• Given exercise:
Only lines holding the string "Code" are wanted; copy each one from the material.

• Records for the task:

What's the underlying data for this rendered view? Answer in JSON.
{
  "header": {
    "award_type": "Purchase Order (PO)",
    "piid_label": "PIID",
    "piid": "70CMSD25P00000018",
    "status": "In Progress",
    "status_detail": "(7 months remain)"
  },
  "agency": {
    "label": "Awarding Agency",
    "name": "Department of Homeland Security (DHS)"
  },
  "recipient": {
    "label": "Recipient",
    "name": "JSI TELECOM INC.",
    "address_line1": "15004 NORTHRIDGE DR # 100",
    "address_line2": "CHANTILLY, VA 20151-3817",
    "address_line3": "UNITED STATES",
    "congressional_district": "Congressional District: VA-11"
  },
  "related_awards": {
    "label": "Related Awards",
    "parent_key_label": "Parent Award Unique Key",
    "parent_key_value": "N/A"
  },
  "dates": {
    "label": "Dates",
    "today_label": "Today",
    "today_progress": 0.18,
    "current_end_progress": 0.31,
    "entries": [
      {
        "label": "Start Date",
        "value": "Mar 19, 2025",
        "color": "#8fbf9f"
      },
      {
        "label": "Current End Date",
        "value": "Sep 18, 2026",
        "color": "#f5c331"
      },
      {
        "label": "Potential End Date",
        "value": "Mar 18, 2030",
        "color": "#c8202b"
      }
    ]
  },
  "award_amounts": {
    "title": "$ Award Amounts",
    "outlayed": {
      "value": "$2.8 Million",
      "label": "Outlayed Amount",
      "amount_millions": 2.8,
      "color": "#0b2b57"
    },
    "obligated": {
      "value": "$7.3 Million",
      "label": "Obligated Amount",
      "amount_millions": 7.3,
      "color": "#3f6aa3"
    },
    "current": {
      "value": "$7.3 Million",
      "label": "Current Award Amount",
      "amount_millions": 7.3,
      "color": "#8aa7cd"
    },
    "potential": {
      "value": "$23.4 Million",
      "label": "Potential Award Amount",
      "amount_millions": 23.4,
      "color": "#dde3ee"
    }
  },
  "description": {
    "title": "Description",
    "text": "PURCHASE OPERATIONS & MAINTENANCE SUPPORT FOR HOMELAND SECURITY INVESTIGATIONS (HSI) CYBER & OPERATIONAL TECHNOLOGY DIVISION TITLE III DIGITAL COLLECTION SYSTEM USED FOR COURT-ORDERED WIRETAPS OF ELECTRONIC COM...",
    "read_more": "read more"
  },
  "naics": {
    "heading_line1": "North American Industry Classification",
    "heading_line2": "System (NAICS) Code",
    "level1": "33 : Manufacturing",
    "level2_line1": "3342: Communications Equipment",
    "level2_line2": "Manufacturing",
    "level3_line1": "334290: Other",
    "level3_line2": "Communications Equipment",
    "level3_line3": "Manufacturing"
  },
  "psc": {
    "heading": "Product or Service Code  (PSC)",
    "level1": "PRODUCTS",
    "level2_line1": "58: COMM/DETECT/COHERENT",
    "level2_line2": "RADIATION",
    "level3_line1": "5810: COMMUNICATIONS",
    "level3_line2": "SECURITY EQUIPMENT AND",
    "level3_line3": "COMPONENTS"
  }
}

• Solution:
    "heading_line2": "System (NAICS) Code",
    "heading": "Product or Service Code  (PSC)",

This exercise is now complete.